++++ RAW RECORDS ++++

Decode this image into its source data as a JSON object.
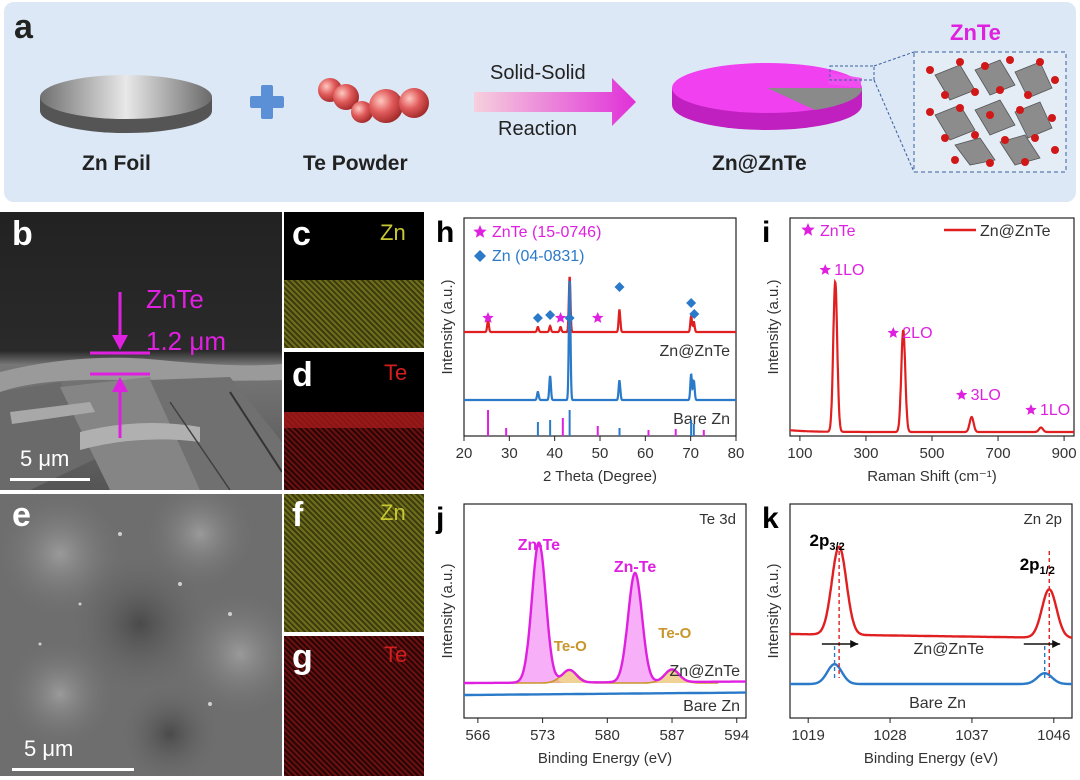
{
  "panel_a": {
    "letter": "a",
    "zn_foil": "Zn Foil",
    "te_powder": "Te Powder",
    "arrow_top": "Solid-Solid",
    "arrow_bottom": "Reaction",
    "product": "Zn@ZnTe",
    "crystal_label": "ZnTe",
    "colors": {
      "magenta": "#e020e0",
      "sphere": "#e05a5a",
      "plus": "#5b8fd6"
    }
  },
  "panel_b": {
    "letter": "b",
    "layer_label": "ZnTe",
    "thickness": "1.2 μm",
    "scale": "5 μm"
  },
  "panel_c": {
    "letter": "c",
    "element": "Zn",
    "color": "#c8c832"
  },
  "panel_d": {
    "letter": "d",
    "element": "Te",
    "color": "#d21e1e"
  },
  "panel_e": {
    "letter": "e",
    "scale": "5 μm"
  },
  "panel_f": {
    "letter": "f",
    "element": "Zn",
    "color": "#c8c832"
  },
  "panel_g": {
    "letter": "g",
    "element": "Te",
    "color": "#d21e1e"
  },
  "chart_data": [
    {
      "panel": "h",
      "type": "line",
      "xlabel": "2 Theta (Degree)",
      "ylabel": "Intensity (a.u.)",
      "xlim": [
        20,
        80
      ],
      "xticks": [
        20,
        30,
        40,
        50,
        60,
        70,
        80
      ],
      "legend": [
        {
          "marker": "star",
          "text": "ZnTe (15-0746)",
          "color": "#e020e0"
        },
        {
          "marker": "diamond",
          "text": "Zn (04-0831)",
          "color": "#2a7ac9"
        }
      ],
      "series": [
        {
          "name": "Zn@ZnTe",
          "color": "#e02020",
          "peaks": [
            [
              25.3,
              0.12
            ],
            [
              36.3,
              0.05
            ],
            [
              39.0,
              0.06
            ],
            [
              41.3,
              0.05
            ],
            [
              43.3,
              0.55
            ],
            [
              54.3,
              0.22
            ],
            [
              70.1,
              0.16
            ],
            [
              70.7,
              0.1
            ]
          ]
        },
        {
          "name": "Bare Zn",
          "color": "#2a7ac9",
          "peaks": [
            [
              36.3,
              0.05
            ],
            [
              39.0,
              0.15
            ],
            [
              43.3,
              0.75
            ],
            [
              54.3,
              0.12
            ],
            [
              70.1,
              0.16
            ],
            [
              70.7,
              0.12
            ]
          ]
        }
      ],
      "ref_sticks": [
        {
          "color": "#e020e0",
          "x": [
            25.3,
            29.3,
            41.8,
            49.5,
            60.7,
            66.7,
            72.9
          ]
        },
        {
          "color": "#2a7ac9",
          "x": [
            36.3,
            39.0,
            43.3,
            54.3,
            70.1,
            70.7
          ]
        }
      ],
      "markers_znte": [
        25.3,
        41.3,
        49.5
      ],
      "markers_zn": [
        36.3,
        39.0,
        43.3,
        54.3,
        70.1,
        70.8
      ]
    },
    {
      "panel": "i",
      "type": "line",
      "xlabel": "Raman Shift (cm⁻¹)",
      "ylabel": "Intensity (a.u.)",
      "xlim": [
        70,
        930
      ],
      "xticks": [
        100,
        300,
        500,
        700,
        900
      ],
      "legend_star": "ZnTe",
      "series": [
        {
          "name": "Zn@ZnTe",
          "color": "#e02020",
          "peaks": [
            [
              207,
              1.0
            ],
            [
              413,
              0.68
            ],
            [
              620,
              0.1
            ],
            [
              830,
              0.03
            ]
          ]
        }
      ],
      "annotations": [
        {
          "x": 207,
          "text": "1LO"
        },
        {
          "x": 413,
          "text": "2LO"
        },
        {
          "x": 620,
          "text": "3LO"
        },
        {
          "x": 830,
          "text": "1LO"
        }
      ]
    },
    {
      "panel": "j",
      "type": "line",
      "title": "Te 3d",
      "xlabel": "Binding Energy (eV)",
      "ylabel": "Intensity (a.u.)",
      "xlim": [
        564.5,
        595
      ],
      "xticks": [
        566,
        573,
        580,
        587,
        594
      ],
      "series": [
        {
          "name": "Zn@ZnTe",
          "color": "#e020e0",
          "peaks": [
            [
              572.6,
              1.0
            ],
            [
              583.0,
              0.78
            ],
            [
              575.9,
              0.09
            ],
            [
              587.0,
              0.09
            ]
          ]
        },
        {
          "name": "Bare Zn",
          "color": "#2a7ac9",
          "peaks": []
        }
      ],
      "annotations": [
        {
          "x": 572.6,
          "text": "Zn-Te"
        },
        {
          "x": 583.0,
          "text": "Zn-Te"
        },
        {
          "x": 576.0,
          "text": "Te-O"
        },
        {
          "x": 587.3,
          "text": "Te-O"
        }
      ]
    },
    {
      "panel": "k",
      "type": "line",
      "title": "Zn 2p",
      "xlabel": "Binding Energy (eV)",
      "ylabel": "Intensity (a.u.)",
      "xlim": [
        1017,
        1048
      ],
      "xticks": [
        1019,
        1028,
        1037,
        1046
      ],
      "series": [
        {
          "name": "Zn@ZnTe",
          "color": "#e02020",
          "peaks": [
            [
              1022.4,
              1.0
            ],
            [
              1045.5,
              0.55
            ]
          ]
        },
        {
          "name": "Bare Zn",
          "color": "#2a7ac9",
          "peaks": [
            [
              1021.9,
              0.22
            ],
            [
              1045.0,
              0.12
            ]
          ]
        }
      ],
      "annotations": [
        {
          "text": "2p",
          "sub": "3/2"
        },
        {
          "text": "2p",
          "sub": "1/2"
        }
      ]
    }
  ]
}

++++

Restate the whole listing above exactly, please, omitting every image.

■ EXERCISE RESPONSE
Decode this image into its source data as a JSON object.
{
  "panel_a": {
    "letter": "a",
    "zn_foil": "Zn Foil",
    "te_powder": "Te Powder",
    "arrow_top": "Solid-Solid",
    "arrow_bottom": "Reaction",
    "product": "Zn@ZnTe",
    "crystal_label": "ZnTe",
    "colors": {
      "magenta": "#e020e0",
      "sphere": "#e05a5a",
      "plus": "#5b8fd6"
    }
  },
  "panel_b": {
    "letter": "b",
    "layer_label": "ZnTe",
    "thickness": "1.2 μm",
    "scale": "5 μm"
  },
  "panel_c": {
    "letter": "c",
    "element": "Zn",
    "color": "#c8c832"
  },
  "panel_d": {
    "letter": "d",
    "element": "Te",
    "color": "#d21e1e"
  },
  "panel_e": {
    "letter": "e",
    "scale": "5 μm"
  },
  "panel_f": {
    "letter": "f",
    "element": "Zn",
    "color": "#c8c832"
  },
  "panel_g": {
    "letter": "g",
    "element": "Te",
    "color": "#d21e1e"
  },
  "chart_data": [
    {
      "panel": "h",
      "type": "line",
      "xlabel": "2 Theta (Degree)",
      "ylabel": "Intensity (a.u.)",
      "xlim": [
        20,
        80
      ],
      "xticks": [
        20,
        30,
        40,
        50,
        60,
        70,
        80
      ],
      "legend": [
        {
          "marker": "star",
          "text": "ZnTe (15-0746)",
          "color": "#e020e0"
        },
        {
          "marker": "diamond",
          "text": "Zn (04-0831)",
          "color": "#2a7ac9"
        }
      ],
      "series": [
        {
          "name": "Zn@ZnTe",
          "color": "#e02020",
          "peaks": [
            [
              25.3,
              0.12
            ],
            [
              36.3,
              0.05
            ],
            [
              39.0,
              0.06
            ],
            [
              41.3,
              0.05
            ],
            [
              43.3,
              0.55
            ],
            [
              54.3,
              0.22
            ],
            [
              70.1,
              0.16
            ],
            [
              70.7,
              0.1
            ]
          ]
        },
        {
          "name": "Bare Zn",
          "color": "#2a7ac9",
          "peaks": [
            [
              36.3,
              0.05
            ],
            [
              39.0,
              0.15
            ],
            [
              43.3,
              0.75
            ],
            [
              54.3,
              0.12
            ],
            [
              70.1,
              0.16
            ],
            [
              70.7,
              0.12
            ]
          ]
        }
      ],
      "ref_sticks": [
        {
          "color": "#e020e0",
          "x": [
            25.3,
            29.3,
            41.8,
            49.5,
            60.7,
            66.7,
            72.9
          ]
        },
        {
          "color": "#2a7ac9",
          "x": [
            36.3,
            39.0,
            43.3,
            54.3,
            70.1,
            70.7
          ]
        }
      ],
      "markers_znte": [
        25.3,
        41.3,
        49.5
      ],
      "markers_zn": [
        36.3,
        39.0,
        43.3,
        54.3,
        70.1,
        70.8
      ]
    },
    {
      "panel": "i",
      "type": "line",
      "xlabel": "Raman Shift (cm⁻¹)",
      "ylabel": "Intensity (a.u.)",
      "xlim": [
        70,
        930
      ],
      "xticks": [
        100,
        300,
        500,
        700,
        900
      ],
      "legend_star": "ZnTe",
      "series": [
        {
          "name": "Zn@ZnTe",
          "color": "#e02020",
          "peaks": [
            [
              207,
              1.0
            ],
            [
              413,
              0.68
            ],
            [
              620,
              0.1
            ],
            [
              830,
              0.03
            ]
          ]
        }
      ],
      "annotations": [
        {
          "x": 207,
          "text": "1LO"
        },
        {
          "x": 413,
          "text": "2LO"
        },
        {
          "x": 620,
          "text": "3LO"
        },
        {
          "x": 830,
          "text": "1LO"
        }
      ]
    },
    {
      "panel": "j",
      "type": "line",
      "title": "Te 3d",
      "xlabel": "Binding Energy (eV)",
      "ylabel": "Intensity (a.u.)",
      "xlim": [
        564.5,
        595
      ],
      "xticks": [
        566,
        573,
        580,
        587,
        594
      ],
      "series": [
        {
          "name": "Zn@ZnTe",
          "color": "#e020e0",
          "peaks": [
            [
              572.6,
              1.0
            ],
            [
              583.0,
              0.78
            ],
            [
              575.9,
              0.09
            ],
            [
              587.0,
              0.09
            ]
          ]
        },
        {
          "name": "Bare Zn",
          "color": "#2a7ac9",
          "peaks": []
        }
      ],
      "annotations": [
        {
          "x": 572.6,
          "text": "Zn-Te"
        },
        {
          "x": 583.0,
          "text": "Zn-Te"
        },
        {
          "x": 576.0,
          "text": "Te-O"
        },
        {
          "x": 587.3,
          "text": "Te-O"
        }
      ]
    },
    {
      "panel": "k",
      "type": "line",
      "title": "Zn 2p",
      "xlabel": "Binding Energy (eV)",
      "ylabel": "Intensity (a.u.)",
      "xlim": [
        1017,
        1048
      ],
      "xticks": [
        1019,
        1028,
        1037,
        1046
      ],
      "series": [
        {
          "name": "Zn@ZnTe",
          "color": "#e02020",
          "peaks": [
            [
              1022.4,
              1.0
            ],
            [
              1045.5,
              0.55
            ]
          ]
        },
        {
          "name": "Bare Zn",
          "color": "#2a7ac9",
          "peaks": [
            [
              1021.9,
              0.22
            ],
            [
              1045.0,
              0.12
            ]
          ]
        }
      ],
      "annotations": [
        {
          "text": "2p",
          "sub": "3/2"
        },
        {
          "text": "2p",
          "sub": "1/2"
        }
      ]
    }
  ]
}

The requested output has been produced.